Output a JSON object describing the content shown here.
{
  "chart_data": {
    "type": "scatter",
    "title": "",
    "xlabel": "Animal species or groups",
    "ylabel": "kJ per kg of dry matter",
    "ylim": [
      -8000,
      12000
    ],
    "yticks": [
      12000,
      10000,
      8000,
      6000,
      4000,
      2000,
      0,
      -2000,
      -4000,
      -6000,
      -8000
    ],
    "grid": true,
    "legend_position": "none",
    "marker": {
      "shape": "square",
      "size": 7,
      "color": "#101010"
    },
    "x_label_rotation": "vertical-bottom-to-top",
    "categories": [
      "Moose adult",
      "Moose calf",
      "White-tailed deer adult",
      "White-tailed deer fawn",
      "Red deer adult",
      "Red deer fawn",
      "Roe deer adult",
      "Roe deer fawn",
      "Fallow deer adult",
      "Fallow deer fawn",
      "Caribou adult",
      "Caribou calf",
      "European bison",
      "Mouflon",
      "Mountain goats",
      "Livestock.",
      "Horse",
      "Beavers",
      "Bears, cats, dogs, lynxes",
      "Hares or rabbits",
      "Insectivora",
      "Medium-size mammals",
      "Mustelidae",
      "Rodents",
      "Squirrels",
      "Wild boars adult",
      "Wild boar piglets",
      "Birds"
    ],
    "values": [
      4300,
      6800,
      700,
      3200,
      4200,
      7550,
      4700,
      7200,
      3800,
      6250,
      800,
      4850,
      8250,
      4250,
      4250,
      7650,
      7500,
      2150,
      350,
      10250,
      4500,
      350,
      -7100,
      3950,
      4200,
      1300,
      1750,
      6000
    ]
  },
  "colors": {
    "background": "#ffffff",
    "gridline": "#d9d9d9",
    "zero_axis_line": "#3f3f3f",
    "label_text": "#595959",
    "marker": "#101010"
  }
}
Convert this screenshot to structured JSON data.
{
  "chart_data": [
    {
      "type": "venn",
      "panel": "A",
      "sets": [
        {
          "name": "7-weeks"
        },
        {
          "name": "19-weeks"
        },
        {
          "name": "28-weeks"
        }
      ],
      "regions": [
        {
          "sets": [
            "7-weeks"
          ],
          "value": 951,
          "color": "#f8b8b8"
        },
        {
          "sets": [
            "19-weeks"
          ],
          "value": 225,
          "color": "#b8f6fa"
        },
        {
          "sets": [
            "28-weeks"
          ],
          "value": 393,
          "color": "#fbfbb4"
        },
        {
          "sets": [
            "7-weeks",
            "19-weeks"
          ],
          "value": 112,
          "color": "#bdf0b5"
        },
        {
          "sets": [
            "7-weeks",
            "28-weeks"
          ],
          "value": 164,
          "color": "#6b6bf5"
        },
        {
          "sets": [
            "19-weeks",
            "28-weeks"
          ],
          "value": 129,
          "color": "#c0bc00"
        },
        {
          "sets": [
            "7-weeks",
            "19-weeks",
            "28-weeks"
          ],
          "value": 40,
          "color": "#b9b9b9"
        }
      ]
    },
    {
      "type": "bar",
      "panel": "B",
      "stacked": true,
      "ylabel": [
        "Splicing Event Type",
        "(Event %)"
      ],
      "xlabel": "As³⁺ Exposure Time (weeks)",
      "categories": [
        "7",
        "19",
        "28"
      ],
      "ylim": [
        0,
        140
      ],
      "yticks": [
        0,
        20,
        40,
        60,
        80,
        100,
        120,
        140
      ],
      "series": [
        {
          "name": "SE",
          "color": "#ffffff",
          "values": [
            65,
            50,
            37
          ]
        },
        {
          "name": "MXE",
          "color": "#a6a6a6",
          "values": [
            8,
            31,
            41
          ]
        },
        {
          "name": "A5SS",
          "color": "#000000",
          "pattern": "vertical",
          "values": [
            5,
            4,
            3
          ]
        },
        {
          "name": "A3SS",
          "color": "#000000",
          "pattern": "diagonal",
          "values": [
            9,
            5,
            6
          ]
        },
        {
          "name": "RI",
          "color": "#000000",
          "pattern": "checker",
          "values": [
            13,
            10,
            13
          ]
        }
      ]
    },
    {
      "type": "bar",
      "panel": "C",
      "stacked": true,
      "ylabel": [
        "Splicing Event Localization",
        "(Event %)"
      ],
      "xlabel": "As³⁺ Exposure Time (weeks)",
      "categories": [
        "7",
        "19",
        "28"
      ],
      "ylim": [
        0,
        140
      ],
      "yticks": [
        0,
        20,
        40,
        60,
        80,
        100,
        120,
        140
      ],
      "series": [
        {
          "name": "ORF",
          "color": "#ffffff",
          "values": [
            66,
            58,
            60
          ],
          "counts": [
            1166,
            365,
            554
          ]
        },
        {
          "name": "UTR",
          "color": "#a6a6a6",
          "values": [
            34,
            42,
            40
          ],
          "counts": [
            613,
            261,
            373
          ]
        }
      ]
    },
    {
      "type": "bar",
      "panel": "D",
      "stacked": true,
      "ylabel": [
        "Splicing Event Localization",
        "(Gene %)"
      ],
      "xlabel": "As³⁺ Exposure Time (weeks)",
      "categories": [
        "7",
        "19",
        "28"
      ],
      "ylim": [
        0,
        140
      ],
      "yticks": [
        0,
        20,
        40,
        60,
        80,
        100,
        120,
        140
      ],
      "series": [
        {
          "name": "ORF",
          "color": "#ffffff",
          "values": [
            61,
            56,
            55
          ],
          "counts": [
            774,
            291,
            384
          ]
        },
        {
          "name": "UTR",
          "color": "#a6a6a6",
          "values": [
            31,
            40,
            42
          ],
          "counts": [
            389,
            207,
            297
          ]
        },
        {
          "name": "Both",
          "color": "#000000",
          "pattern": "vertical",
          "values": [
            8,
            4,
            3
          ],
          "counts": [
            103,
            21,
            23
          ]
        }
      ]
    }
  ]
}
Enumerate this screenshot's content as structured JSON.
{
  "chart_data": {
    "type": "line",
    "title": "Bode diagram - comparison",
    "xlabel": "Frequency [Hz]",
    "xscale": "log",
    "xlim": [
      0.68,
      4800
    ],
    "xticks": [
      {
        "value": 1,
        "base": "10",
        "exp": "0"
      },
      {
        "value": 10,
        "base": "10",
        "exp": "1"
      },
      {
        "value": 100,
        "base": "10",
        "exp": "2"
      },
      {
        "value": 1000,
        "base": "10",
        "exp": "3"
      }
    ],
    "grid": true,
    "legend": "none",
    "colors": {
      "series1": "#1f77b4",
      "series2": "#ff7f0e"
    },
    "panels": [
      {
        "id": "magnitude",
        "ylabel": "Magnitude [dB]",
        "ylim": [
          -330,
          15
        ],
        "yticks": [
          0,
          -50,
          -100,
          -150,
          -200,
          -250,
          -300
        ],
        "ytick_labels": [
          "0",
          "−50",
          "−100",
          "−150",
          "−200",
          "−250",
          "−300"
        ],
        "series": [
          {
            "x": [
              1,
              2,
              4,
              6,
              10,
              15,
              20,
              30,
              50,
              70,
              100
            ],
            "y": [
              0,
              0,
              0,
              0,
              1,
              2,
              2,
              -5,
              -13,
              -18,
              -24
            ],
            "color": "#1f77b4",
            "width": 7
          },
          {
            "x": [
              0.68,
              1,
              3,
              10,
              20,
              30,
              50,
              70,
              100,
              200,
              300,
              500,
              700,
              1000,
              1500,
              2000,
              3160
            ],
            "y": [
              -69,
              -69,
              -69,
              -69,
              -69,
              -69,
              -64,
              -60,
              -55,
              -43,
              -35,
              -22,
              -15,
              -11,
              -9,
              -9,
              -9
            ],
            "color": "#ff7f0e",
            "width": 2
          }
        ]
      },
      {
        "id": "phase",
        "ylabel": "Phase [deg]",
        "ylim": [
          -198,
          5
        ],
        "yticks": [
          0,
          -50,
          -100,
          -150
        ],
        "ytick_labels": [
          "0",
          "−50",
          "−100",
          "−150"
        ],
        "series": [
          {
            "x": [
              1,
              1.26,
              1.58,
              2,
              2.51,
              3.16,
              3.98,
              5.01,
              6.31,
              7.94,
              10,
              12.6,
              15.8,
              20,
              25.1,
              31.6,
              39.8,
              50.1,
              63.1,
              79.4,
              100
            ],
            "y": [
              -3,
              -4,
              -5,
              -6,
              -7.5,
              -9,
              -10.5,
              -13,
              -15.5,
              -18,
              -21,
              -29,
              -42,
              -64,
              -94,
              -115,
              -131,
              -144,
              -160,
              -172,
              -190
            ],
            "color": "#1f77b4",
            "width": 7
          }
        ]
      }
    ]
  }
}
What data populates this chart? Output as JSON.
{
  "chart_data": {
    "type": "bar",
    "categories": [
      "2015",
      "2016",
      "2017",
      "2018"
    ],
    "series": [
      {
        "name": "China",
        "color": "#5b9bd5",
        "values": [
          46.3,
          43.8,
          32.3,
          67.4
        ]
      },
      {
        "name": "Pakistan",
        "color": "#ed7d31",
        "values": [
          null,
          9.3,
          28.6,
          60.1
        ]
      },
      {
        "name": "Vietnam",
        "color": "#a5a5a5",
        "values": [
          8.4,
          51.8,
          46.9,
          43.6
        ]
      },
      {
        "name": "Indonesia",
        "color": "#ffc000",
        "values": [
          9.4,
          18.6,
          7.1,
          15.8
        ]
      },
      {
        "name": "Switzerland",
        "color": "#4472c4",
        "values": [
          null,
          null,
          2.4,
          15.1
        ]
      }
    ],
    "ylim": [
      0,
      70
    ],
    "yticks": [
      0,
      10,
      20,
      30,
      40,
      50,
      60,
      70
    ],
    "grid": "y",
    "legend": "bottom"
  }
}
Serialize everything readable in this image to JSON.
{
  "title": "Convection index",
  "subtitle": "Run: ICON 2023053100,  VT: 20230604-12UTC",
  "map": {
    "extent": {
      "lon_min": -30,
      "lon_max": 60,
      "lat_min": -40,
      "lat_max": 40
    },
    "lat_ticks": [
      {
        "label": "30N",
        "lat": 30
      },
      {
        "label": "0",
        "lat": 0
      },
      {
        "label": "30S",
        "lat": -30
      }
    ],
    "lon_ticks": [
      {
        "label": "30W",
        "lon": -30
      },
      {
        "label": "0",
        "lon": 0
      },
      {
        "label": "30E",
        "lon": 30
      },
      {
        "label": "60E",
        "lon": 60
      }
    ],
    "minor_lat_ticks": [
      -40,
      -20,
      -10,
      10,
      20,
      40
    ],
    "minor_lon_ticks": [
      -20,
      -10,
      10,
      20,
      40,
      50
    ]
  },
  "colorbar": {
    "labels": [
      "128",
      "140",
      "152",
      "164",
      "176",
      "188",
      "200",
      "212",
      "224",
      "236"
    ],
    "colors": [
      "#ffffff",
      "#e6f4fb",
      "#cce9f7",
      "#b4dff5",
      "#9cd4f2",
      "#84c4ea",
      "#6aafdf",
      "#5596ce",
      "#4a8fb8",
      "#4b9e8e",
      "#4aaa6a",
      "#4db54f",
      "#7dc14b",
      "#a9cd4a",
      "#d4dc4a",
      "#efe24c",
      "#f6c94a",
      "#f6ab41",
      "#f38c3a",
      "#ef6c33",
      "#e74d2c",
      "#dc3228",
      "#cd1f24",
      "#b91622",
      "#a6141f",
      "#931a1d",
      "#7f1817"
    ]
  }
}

→ **Prompt**:
The answer is the number of lines in the preceding material that hold "this"; write that number and nothing else.

→ **Task answer**:
4